-- GIVEN INSTRUCTION --
Show every line below where "time" can be found.

-- TASK INPUTS --
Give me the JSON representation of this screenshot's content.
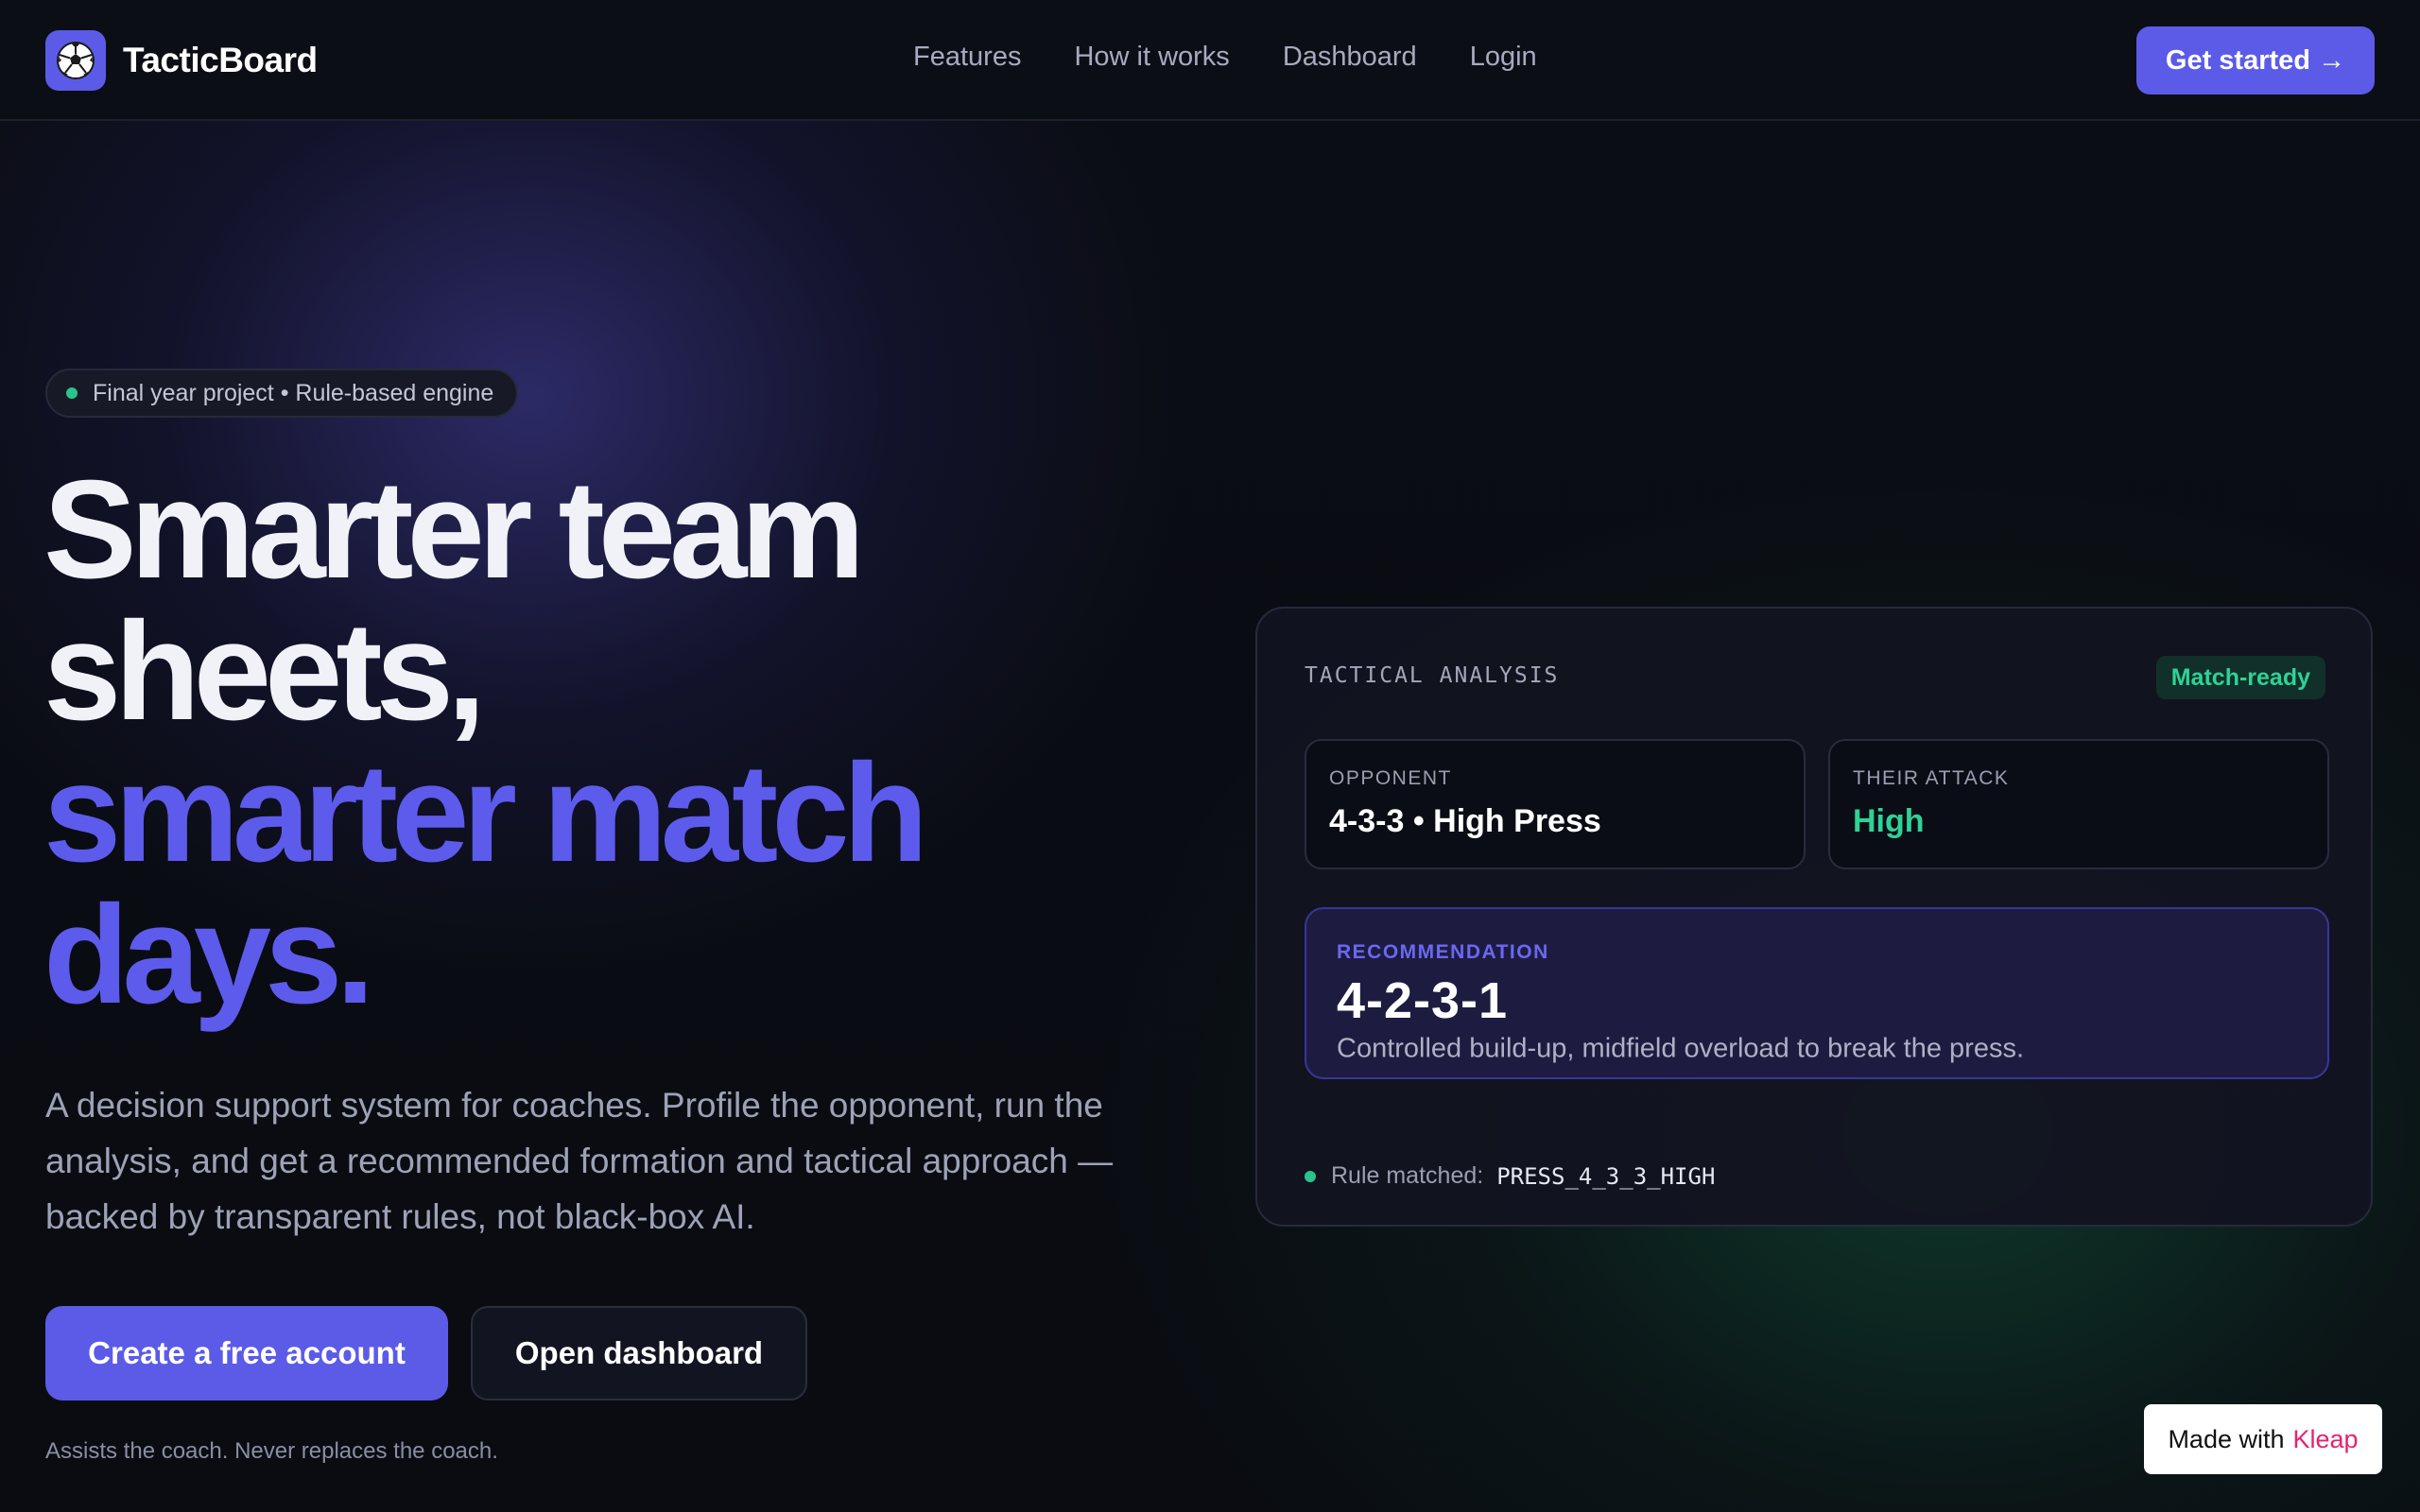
{
  "nav": {
    "brand": "TacticBoard",
    "links": [
      "Features",
      "How it works",
      "Dashboard",
      "Login"
    ],
    "cta": "Get started →",
    "logo_icon": "soccer-ball-icon"
  },
  "hero": {
    "pill": "Final year project • Rule-based engine",
    "headline_line1": "Smarter team sheets,",
    "headline_line2": "smarter match days.",
    "lead": "A decision support system for coaches. Profile the opponent, run the analysis, and get a recommended formation and tactical approach — backed by transparent rules, not black-box AI.",
    "primary_button": "Create a free account",
    "secondary_button": "Open dashboard",
    "note": "Assists the coach. Never replaces the coach."
  },
  "analysis_card": {
    "title": "TACTICAL ANALYSIS",
    "badge": "Match-ready",
    "opponent_label": "OPPONENT",
    "opponent_value": "4-3-3 • High Press",
    "attack_label": "THEIR ATTACK",
    "attack_value": "High",
    "recommendation_label": "RECOMMENDATION",
    "recommendation_value": "4-2-3-1",
    "recommendation_desc": "Controlled build-up, midfield overload to break the press.",
    "rule_label": "Rule matched:",
    "rule_code": "PRESS_4_3_3_HIGH"
  },
  "footer_badge": {
    "prefix": "Made with",
    "brand": "Kleap"
  },
  "colors": {
    "accent": "#5b5be8",
    "success": "#2fd296",
    "background": "#0b0d14"
  }
}
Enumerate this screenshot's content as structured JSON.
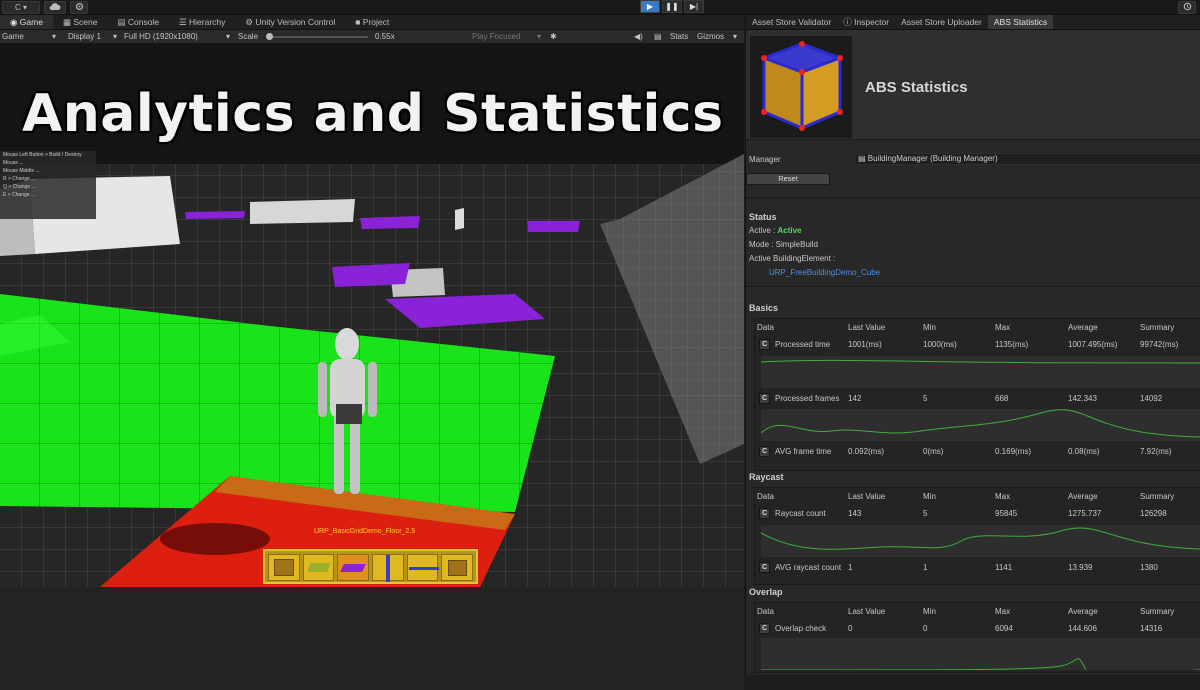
{
  "topbar": {
    "account_label": "C ▾",
    "play_icons": [
      "▶",
      "❚❚",
      "▶|"
    ]
  },
  "left_tabs": [
    "Game",
    "Scene",
    "Console",
    "Hierarchy",
    "Unity Version Control",
    "Project"
  ],
  "gamebar": {
    "game_select": "Game",
    "display": "Display 1",
    "resolution": "Full HD (1920x1080)",
    "scale_label": "Scale",
    "scale_value": "0.55x",
    "play_mode": "Play Focused",
    "stats": "Stats",
    "gizmos": "Gizmos"
  },
  "viewport": {
    "title": "Analytics and Statistics",
    "overlay_lines": [
      "Mouse Left Button > Build / Destroy",
      "Mouse ...",
      "Mouse Middle ...",
      "R > Change ...",
      "Q > Change ...",
      "E > Change ..."
    ],
    "floor_label": "URP_BasicGridDemo_Floor_2.5"
  },
  "right_tabs": [
    "Asset Store Validator",
    "Inspector",
    "Asset Store Uploader",
    "ABS Statistics"
  ],
  "inspector": {
    "title": "ABS Statistics",
    "manager_label": "Manager",
    "manager_value": "BuildingManager (Building Manager)",
    "reset": "Reset",
    "status_title": "Status",
    "active_label": "Active :",
    "active_value": "Active",
    "mode_label": "Mode : SimpleBuild",
    "element_label": "Active BuildingElement :",
    "element_value": "URP_FreeBuildingDemo_Cube"
  },
  "columns": [
    "Data",
    "Last Value",
    "Min",
    "Max",
    "Average",
    "Summary"
  ],
  "sections": [
    {
      "title": "Basics",
      "rows": [
        {
          "name": "Processed time",
          "last": "1001(ms)",
          "min": "1000(ms)",
          "max": "1135(ms)",
          "avg": "1007.495(ms)",
          "sum": "99742(ms)"
        },
        {
          "name": "Processed frames",
          "last": "142",
          "min": "5",
          "max": "668",
          "avg": "142.343",
          "sum": "14092"
        },
        {
          "name": "AVG frame time",
          "last": "0.092(ms)",
          "min": "0(ms)",
          "max": "0.169(ms)",
          "avg": "0.08(ms)",
          "sum": "7.92(ms)"
        }
      ]
    },
    {
      "title": "Raycast",
      "rows": [
        {
          "name": "Raycast count",
          "last": "143",
          "min": "5",
          "max": "95845",
          "avg": "1275.737",
          "sum": "126298"
        },
        {
          "name": "AVG raycast count",
          "last": "1",
          "min": "1",
          "max": "1141",
          "avg": "13.939",
          "sum": "1380"
        }
      ]
    },
    {
      "title": "Overlap",
      "rows": [
        {
          "name": "Overlap check",
          "last": "0",
          "min": "0",
          "max": "6094",
          "avg": "144.606",
          "sum": "14316"
        }
      ]
    }
  ]
}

-- ANSWER BELOW --
          "name": "Processed time",
          "name": "AVG frame time",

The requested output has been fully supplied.